TASK - Reproduce the lines of the listing from the line with "input-label-signal: signal: [359, 1404, 436, 1437]" up to and including the line with "demod-label: demod.: [1210, 1452, 1302, 1482]", unchanged and with nothing else.

╭──

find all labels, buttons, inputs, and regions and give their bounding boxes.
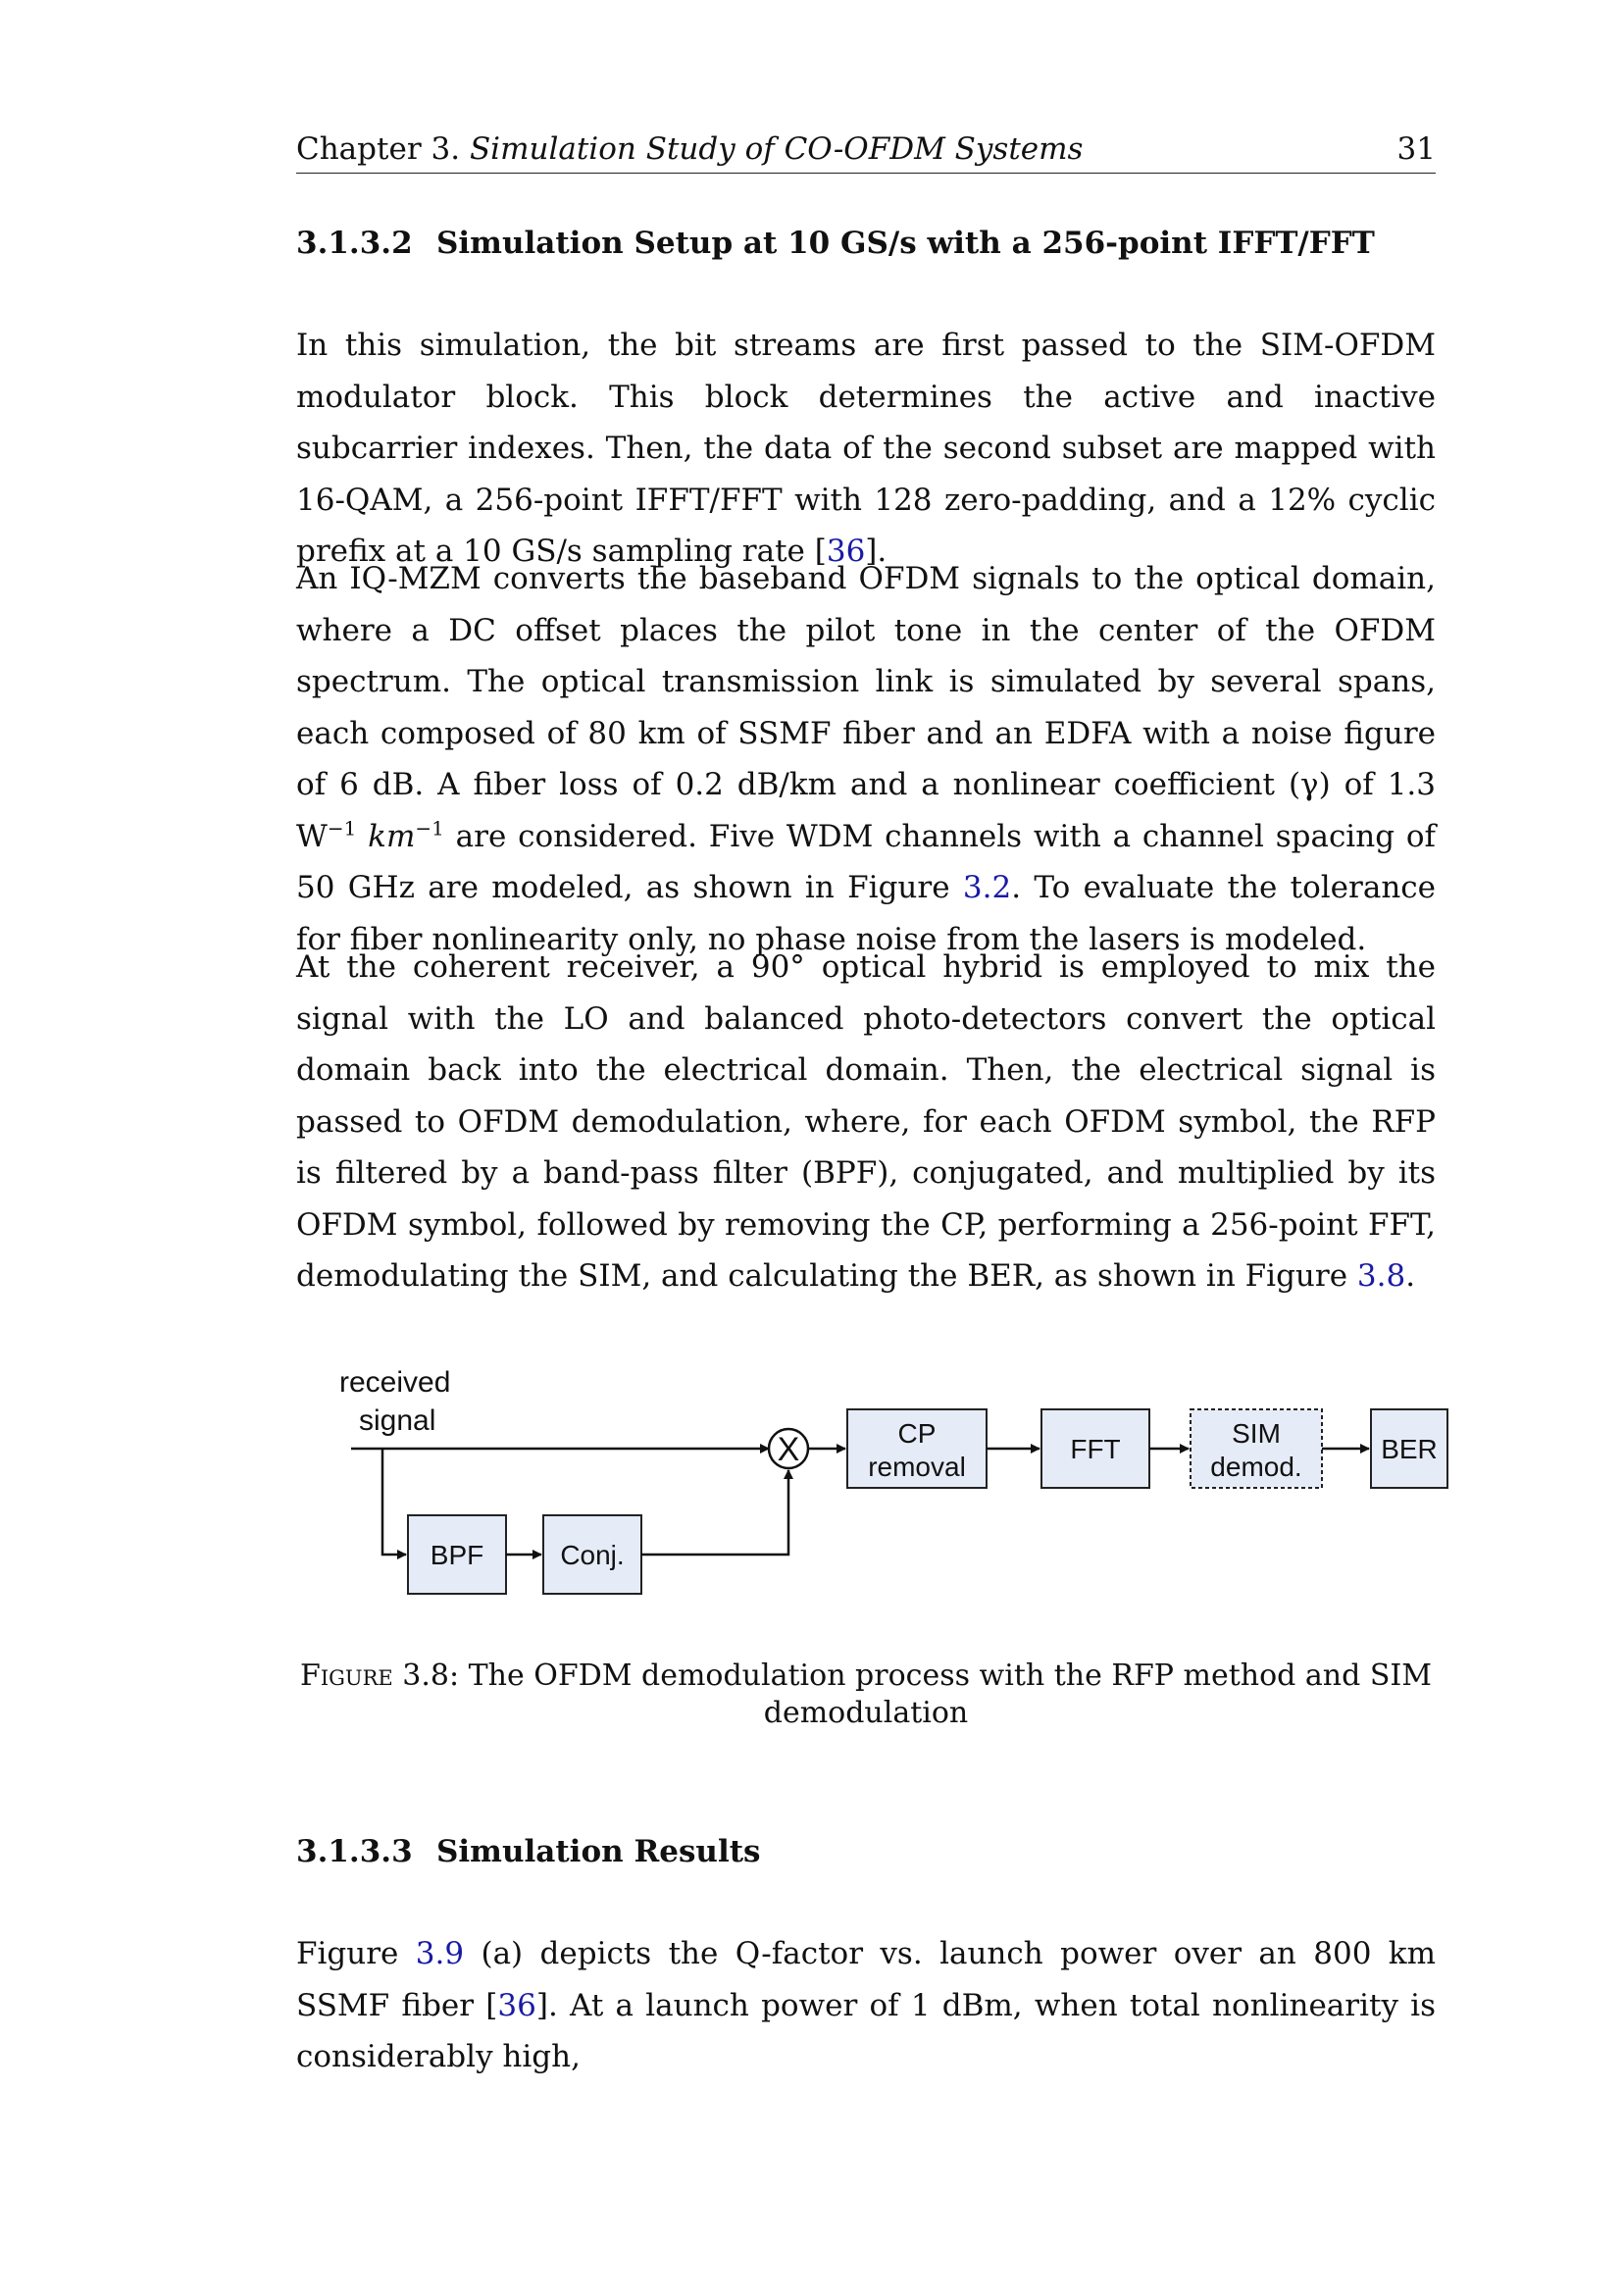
input-label-signal: signal: [359, 1404, 436, 1437]
fft-label: FFT: [1070, 1434, 1121, 1464]
demod-label: demod.: [1210, 1452, 1302, 1482]
paragraph-1: In this simulation, the bit streams are first passed to the SIM-OFDM modulator block. This block determines the active and inactive subcarrier indexes. Then, the data of the second subset are mapped with 16-QAM, a 256-point IFFT/FFT with 128 zero-padding, and a 12% cyclic prefix at a 10 GS/s sampling rate [36].: [296, 328, 1436, 569]
caption-text: The OFDM demodulation process with the RFP method and SIM: [468, 1658, 1432, 1693]
figure-3-8-diagram: [339, 1358, 1438, 1613]
page-number: 31: [1396, 131, 1436, 167]
section-heading-3-1-3-3: [296, 1832, 761, 1871]
section-number: 3.1.3.2: [296, 226, 413, 261]
arrow-conj-multiplier: [641, 1470, 788, 1555]
conj-label: Conj.: [560, 1540, 625, 1570]
input-label-received: received: [339, 1366, 451, 1399]
page: [296, 0, 1436, 2296]
sim-label: SIM: [1232, 1418, 1281, 1449]
citation-link[interactable]: 36: [497, 1987, 536, 2023]
figure-link[interactable]: 3.9: [415, 1936, 465, 1971]
cp-label: CP: [897, 1418, 937, 1449]
citation-link[interactable]: 36: [826, 534, 866, 569]
branch-line: [382, 1449, 406, 1555]
paragraph-4: Figure 3.9 (a) depicts the Q-factor vs. launch power over an 800 km SSMF fiber [36]. At a launch power of 1 dBm, when total nonlinearity is considerably high,: [296, 1936, 1437, 2074]
section-title: Simulation Results: [436, 1834, 761, 1869]
running-header: [296, 129, 1436, 174]
bpf-label: BPF: [430, 1540, 484, 1570]
removal-label: removal: [868, 1452, 966, 1482]
caption-text-line-2: demodulation: [763, 1696, 969, 1730]
section-number: 3.1.3.3: [296, 1834, 413, 1869]
chapter-title: Simulation Study of CO-OFDM Systems: [469, 131, 1084, 167]
chapter-heading: Chapter 3. Simulation Study of CO-OFDM Systems: [296, 131, 1084, 167]
ber-label: BER: [1381, 1434, 1438, 1464]
figure-caption: [296, 1658, 1436, 1732]
paragraph-3: At the coherent receiver, a 90° optical hybrid is employed to mix the signal with the LO and balanced photo-detectors convert the optical domain back into the electrical domain. Then, the electrical signal is passed to OFDM demodulation, where, for each OFDM symbol, the RFP is filtered by a band-pass filter (BPF), conjugated, and multiplied by its OFDM symbol, followed by removing the CP, performing a 256-point FFT, demodulating the SIM, and calculating the BER, as shown in Figure 3.8.: [296, 949, 1436, 1294]
paragraph-2: An IQ-MZM converts the baseband OFDM signals to the optical domain, where a DC offset places the pilot tone in the center of the OFDM spectrum. The optical transmission link is simulated by several spans, each composed of 80 km of SSMF fiber and an EDFA with a noise figure of 6 dB. A fiber loss of 0.2 dB/km and a nonlinear coefficient (γ) of 1.3 $W^{-1}$ $km^{-1}$ are considered. Five WDM channels with a channel spacing of 50 GHz are modeled, as shown in Figure 3.2. To evaluate the tolerance for fiber nonlinearity only, no phase noise from the lasers is modeled.: [296, 561, 1436, 957]
figure-link[interactable]: 3.8: [1356, 1258, 1406, 1294]
section-heading-3-1-3-2: [296, 224, 1375, 263]
caption-label: Figure 3.8:: [300, 1658, 460, 1693]
section-title: Simulation Setup at 10 GS/s with a 256-point IFFT/FFT: [436, 226, 1375, 261]
multiplier-symbol: X: [777, 1431, 800, 1468]
figure-link[interactable]: 3.2: [962, 870, 1012, 905]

╰──

COMPLETE RESPONSE -
input-label-signal: signal: [359, 1404, 436, 1437]
fft-label: FFT: [1070, 1434, 1121, 1464]
demod-label: demod.: [1210, 1452, 1302, 1482]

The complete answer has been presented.